◆ What is needed: Output the material beneath exactly, leaving nothing out.

◆ Provided information:
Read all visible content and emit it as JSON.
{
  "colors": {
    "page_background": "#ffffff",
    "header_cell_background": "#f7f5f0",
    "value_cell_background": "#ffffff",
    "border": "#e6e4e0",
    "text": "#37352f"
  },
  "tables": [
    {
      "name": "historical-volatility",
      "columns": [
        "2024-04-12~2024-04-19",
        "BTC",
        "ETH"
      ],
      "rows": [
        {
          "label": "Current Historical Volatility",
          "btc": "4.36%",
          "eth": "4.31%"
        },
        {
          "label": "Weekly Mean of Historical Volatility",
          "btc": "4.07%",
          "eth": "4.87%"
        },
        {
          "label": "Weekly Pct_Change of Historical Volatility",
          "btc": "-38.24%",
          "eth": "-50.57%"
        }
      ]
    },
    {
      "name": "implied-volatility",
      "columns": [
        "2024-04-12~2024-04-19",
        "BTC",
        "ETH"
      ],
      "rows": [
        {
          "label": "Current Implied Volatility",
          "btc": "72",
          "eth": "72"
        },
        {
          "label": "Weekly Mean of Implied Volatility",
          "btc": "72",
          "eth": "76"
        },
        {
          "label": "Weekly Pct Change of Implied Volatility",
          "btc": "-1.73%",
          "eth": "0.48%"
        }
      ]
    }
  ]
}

◆ Exercise response:
Read all visible content and emit it as JSON.
{
  "colors": {
    "page_background": "#ffffff",
    "header_cell_background": "#f7f5f0",
    "value_cell_background": "#ffffff",
    "border": "#e6e4e0",
    "text": "#37352f"
  },
  "tables": [
    {
      "name": "historical-volatility",
      "columns": [
        "2024-04-12~2024-04-19",
        "BTC",
        "ETH"
      ],
      "rows": [
        {
          "label": "Current Historical Volatility",
          "btc": "4.36%",
          "eth": "4.31%"
        },
        {
          "label": "Weekly Mean of Historical Volatility",
          "btc": "4.07%",
          "eth": "4.87%"
        },
        {
          "label": "Weekly Pct_Change of Historical Volatility",
          "btc": "-38.24%",
          "eth": "-50.57%"
        }
      ]
    },
    {
      "name": "implied-volatility",
      "columns": [
        "2024-04-12~2024-04-19",
        "BTC",
        "ETH"
      ],
      "rows": [
        {
          "label": "Current Implied Volatility",
          "btc": "72",
          "eth": "72"
        },
        {
          "label": "Weekly Mean of Implied Volatility",
          "btc": "72",
          "eth": "76"
        },
        {
          "label": "Weekly Pct Change of Implied Volatility",
          "btc": "-1.73%",
          "eth": "0.48%"
        }
      ]
    }
  ]
}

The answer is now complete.